● Task details
Below is a block of records; repeat all of them exactly.
-- begin Input rows --
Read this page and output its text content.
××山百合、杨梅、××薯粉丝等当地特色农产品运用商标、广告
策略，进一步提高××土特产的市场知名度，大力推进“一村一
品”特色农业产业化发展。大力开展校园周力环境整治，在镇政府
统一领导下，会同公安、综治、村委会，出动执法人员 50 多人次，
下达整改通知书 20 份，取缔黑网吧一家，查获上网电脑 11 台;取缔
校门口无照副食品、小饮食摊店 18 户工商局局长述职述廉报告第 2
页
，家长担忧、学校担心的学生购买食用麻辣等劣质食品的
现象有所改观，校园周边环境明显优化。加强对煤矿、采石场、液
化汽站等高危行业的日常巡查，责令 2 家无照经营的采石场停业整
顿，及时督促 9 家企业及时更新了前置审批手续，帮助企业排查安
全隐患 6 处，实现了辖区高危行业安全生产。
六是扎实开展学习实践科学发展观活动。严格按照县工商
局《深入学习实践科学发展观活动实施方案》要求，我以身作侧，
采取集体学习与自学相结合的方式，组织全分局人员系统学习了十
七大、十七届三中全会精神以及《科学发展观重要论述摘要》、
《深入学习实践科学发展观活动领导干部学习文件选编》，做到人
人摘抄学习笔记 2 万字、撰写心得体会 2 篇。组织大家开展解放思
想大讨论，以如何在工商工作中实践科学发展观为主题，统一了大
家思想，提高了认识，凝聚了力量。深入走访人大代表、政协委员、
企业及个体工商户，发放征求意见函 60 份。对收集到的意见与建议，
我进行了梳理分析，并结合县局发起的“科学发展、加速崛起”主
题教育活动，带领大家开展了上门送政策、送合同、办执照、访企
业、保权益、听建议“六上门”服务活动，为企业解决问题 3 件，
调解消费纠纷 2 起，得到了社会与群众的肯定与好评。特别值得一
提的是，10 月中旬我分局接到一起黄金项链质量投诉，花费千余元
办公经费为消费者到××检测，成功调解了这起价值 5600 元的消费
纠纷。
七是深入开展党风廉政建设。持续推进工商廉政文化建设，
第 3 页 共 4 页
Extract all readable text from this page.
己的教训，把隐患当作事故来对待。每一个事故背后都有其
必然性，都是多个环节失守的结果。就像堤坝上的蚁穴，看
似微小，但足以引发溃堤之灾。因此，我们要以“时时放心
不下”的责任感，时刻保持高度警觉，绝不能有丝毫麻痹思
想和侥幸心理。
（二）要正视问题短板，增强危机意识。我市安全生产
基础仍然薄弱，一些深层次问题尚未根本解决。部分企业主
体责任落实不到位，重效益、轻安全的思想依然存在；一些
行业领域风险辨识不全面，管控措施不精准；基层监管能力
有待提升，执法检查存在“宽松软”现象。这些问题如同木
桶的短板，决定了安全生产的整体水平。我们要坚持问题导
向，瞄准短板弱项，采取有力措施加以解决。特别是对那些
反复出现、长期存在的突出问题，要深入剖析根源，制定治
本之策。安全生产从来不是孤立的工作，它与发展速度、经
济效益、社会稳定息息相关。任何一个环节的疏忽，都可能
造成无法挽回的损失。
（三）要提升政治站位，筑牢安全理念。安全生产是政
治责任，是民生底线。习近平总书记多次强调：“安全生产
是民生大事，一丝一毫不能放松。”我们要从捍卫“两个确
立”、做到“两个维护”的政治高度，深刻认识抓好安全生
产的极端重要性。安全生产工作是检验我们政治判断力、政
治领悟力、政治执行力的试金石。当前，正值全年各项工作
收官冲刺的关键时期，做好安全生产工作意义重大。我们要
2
-- end Input rows --
● Problem solution
Read this page and output its text content.
××山百合、杨梅、××薯粉丝等当地特色农产品运用商标、广告
策略，进一步提高××土特产的市场知名度，大力推进“一村一
品”特色农业产业化发展。大力开展校园周力环境整治，在镇政府
统一领导下，会同公安、综治、村委会，出动执法人员 50 多人次，
下达整改通知书 20 份，取缔黑网吧一家，查获上网电脑 11 台;取缔
校门口无照副食品、小饮食摊店 18 户工商局局长述职述廉报告第 2
页
，家长担忧、学校担心的学生购买食用麻辣等劣质食品的
现象有所改观，校园周边环境明显优化。加强对煤矿、采石场、液
化汽站等高危行业的日常巡查，责令 2 家无照经营的采石场停业整
顿，及时督促 9 家企业及时更新了前置审批手续，帮助企业排查安
全隐患 6 处，实现了辖区高危行业安全生产。
六是扎实开展学习实践科学发展观活动。严格按照县工商
局《深入学习实践科学发展观活动实施方案》要求，我以身作侧，
采取集体学习与自学相结合的方式，组织全分局人员系统学习了十
七大、十七届三中全会精神以及《科学发展观重要论述摘要》、
《深入学习实践科学发展观活动领导干部学习文件选编》，做到人
人摘抄学习笔记 2 万字、撰写心得体会 2 篇。组织大家开展解放思
想大讨论，以如何在工商工作中实践科学发展观为主题，统一了大
家思想，提高了认识，凝聚了力量。深入走访人大代表、政协委员、
企业及个体工商户，发放征求意见函 60 份。对收集到的意见与建议，
我进行了梳理分析，并结合县局发起的“科学发展、加速崛起”主
题教育活动，带领大家开展了上门送政策、送合同、办执照、访企
业、保权益、听建议“六上门”服务活动，为企业解决问题 3 件，
调解消费纠纷 2 起，得到了社会与群众的肯定与好评。特别值得一
提的是，10 月中旬我分局接到一起黄金项链质量投诉，花费千余元
办公经费为消费者到××检测，成功调解了这起价值 5600 元的消费
纠纷。
七是深入开展党风廉政建设。持续推进工商廉政文化建设，
第 3 页 共 4 页
Extract all readable text from this page.
己的教训，把隐患当作事故来对待。每一个事故背后都有其
必然性，都是多个环节失守的结果。就像堤坝上的蚁穴，看
似微小，但足以引发溃堤之灾。因此，我们要以“时时放心
不下”的责任感，时刻保持高度警觉，绝不能有丝毫麻痹思
想和侥幸心理。
（二）要正视问题短板，增强危机意识。我市安全生产
基础仍然薄弱，一些深层次问题尚未根本解决。部分企业主
体责任落实不到位，重效益、轻安全的思想依然存在；一些
行业领域风险辨识不全面，管控措施不精准；基层监管能力
有待提升，执法检查存在“宽松软”现象。这些问题如同木
桶的短板，决定了安全生产的整体水平。我们要坚持问题导
向，瞄准短板弱项，采取有力措施加以解决。特别是对那些
反复出现、长期存在的突出问题，要深入剖析根源，制定治
本之策。安全生产从来不是孤立的工作，它与发展速度、经
济效益、社会稳定息息相关。任何一个环节的疏忽，都可能
造成无法挽回的损失。
（三）要提升政治站位，筑牢安全理念。安全生产是政
治责任，是民生底线。习近平总书记多次强调：“安全生产
是民生大事，一丝一毫不能放松。”我们要从捍卫“两个确
立”、做到“两个维护”的政治高度，深刻认识抓好安全生
产的极端重要性。安全生产工作是检验我们政治判断力、政
治领悟力、政治执行力的试金石。当前，正值全年各项工作
收官冲刺的关键时期，做好安全生产工作意义重大。我们要
2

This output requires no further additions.